### Set problem
Pick out every line with the word "sách" and copy it.

### Data records
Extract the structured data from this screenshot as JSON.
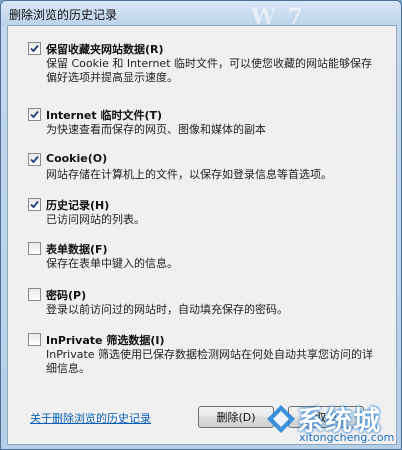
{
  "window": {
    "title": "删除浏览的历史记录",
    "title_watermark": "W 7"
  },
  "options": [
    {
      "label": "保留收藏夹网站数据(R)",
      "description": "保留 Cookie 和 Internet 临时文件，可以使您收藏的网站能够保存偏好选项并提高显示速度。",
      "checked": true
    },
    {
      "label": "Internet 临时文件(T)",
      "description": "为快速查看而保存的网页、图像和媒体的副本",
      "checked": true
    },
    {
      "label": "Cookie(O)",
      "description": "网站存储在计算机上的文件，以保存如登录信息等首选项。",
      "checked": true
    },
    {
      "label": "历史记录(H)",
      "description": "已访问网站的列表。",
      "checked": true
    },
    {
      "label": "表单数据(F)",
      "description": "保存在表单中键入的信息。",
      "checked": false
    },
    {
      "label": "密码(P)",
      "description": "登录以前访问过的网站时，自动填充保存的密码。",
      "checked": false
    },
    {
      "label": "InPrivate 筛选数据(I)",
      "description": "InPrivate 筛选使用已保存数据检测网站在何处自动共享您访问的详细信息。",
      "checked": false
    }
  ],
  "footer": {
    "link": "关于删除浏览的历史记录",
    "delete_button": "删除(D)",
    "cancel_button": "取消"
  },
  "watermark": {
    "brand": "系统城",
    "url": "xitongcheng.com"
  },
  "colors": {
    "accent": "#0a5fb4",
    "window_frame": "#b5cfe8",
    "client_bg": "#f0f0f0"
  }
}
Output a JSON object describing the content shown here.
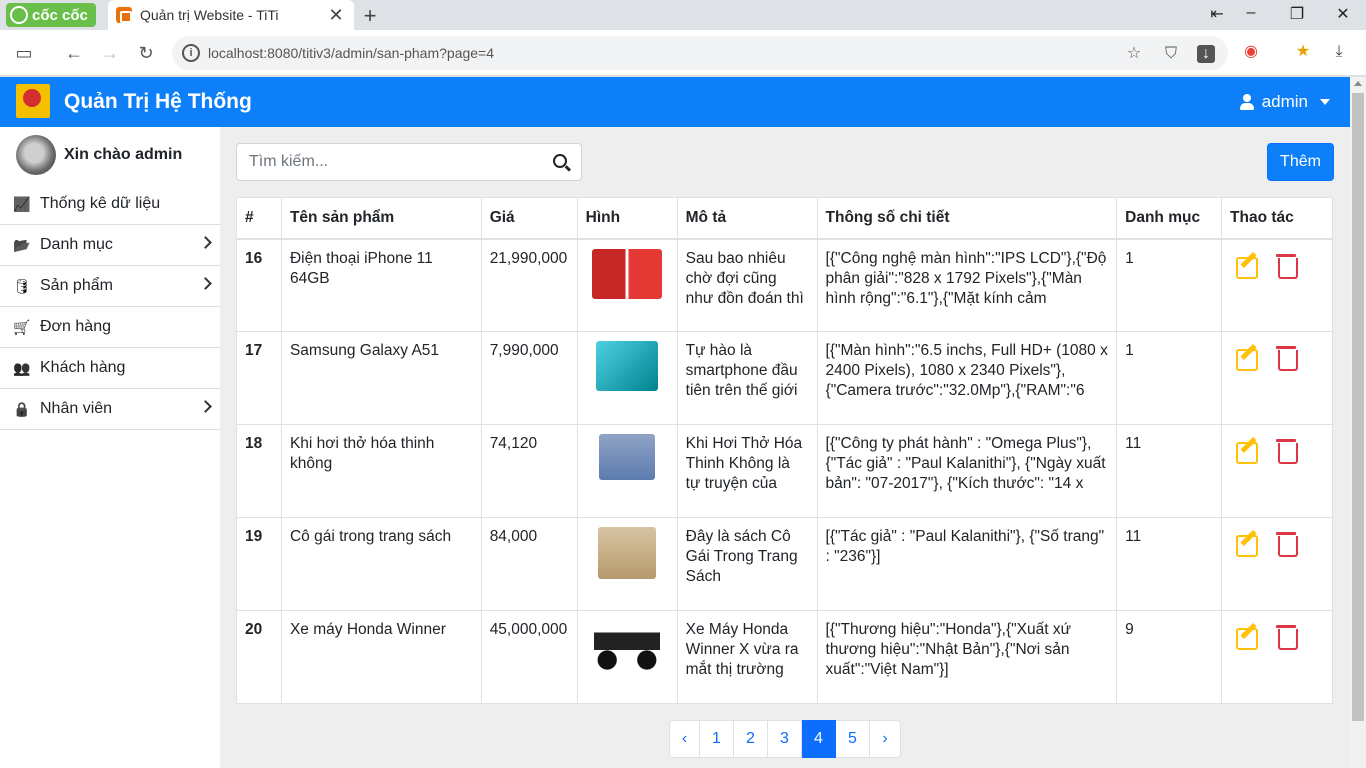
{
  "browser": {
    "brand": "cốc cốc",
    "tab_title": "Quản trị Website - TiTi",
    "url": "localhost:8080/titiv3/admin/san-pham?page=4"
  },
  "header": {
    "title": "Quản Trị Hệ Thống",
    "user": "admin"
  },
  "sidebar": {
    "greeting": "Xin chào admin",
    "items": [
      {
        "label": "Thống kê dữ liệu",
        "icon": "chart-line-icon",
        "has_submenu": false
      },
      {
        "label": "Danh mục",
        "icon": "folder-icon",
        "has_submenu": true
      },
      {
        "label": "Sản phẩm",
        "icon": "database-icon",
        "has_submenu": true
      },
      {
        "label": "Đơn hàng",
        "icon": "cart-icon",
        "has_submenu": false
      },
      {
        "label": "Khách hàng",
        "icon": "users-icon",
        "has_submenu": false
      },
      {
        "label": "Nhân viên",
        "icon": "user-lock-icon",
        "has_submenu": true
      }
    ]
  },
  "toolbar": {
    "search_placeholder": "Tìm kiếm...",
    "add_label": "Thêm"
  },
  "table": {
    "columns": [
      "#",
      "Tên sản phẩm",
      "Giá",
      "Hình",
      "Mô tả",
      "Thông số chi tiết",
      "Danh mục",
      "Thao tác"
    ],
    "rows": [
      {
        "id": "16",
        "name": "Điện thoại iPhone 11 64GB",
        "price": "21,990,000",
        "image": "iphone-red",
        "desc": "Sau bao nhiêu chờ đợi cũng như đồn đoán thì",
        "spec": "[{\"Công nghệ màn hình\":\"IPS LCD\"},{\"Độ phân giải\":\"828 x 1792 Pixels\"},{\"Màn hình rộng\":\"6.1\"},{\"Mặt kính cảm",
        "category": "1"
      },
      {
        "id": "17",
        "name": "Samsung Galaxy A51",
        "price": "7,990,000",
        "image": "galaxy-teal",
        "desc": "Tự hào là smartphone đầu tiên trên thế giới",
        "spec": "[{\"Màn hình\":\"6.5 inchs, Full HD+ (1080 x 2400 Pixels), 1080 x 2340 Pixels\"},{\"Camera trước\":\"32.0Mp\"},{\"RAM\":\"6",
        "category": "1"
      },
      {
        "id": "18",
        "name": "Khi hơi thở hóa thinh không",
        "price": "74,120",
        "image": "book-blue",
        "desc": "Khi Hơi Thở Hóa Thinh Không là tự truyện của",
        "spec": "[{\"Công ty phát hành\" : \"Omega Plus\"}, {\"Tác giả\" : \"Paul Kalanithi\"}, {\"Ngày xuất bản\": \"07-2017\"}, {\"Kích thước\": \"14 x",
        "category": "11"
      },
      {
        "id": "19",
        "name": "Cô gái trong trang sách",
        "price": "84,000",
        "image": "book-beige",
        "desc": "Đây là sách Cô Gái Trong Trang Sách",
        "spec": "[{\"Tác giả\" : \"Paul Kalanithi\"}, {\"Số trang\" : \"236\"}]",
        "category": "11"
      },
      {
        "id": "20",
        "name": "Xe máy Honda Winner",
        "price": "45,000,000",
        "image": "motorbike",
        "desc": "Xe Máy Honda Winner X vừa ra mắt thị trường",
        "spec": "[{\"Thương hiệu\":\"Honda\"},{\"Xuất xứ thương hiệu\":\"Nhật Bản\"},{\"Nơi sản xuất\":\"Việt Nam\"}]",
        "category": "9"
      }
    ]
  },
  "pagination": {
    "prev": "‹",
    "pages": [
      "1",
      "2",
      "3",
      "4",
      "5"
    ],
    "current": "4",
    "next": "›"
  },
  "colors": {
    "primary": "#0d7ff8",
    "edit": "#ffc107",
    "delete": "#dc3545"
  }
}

...

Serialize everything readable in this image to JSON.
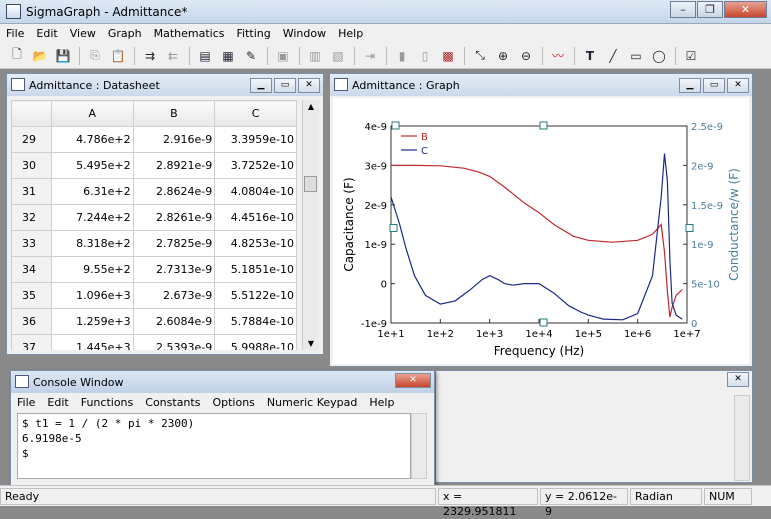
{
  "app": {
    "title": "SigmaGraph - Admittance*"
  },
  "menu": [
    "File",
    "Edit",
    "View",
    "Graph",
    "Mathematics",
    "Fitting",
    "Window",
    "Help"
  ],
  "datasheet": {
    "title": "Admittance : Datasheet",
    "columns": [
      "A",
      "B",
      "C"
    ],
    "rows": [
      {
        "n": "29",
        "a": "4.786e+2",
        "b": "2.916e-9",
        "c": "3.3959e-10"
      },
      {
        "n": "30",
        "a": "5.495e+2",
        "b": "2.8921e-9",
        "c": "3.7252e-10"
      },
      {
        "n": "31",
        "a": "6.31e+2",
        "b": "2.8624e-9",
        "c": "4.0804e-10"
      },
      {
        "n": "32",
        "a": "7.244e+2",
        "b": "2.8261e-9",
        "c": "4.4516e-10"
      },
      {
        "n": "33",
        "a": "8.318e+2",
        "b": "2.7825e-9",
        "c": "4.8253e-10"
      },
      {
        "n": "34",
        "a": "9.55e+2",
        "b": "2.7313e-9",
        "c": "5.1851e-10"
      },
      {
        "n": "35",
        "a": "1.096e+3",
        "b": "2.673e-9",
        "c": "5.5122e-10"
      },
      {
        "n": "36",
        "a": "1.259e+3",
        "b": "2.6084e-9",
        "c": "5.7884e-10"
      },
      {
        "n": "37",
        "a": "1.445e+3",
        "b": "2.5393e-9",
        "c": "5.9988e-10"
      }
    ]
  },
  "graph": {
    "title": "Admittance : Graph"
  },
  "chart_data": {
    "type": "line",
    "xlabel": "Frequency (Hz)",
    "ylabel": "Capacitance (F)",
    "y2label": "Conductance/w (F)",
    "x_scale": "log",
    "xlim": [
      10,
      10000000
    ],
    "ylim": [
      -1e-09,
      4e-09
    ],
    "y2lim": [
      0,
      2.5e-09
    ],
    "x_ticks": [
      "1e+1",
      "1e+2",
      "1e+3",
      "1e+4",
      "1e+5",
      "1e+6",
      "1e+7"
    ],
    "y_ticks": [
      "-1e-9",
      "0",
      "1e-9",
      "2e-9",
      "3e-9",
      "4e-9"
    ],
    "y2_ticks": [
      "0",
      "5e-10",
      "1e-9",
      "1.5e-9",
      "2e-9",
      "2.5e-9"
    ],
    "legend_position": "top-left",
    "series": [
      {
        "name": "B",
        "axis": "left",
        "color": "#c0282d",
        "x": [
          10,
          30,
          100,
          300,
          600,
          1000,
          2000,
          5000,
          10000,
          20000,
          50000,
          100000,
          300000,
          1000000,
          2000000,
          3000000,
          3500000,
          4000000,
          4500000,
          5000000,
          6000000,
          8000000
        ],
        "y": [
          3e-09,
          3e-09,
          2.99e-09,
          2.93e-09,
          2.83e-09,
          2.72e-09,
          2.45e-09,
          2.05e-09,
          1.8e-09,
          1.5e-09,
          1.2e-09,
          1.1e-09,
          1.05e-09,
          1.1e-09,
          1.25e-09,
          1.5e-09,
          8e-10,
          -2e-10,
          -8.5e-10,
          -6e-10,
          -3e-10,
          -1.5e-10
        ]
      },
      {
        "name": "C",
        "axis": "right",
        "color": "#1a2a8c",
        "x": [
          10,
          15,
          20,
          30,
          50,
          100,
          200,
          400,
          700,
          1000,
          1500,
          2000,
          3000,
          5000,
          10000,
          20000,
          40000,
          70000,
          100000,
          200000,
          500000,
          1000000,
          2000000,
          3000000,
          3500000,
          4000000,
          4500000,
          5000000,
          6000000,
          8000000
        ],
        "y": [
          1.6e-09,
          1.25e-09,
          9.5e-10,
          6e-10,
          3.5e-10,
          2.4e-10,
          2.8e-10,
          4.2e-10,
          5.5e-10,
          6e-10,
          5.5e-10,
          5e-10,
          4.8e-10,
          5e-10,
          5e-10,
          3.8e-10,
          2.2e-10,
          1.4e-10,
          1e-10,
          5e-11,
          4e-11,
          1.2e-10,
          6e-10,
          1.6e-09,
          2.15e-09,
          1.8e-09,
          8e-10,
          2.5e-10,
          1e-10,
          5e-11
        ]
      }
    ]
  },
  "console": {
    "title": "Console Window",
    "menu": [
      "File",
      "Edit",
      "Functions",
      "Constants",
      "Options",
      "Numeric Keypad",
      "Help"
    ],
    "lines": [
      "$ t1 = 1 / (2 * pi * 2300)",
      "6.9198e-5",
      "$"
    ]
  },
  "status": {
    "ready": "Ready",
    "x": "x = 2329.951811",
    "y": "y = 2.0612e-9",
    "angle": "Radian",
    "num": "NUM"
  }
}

### Written reply
        "name": "Cô gái trong trang sách",
        "desc": "Đây là sách Cô Gái Trong Trang Sách",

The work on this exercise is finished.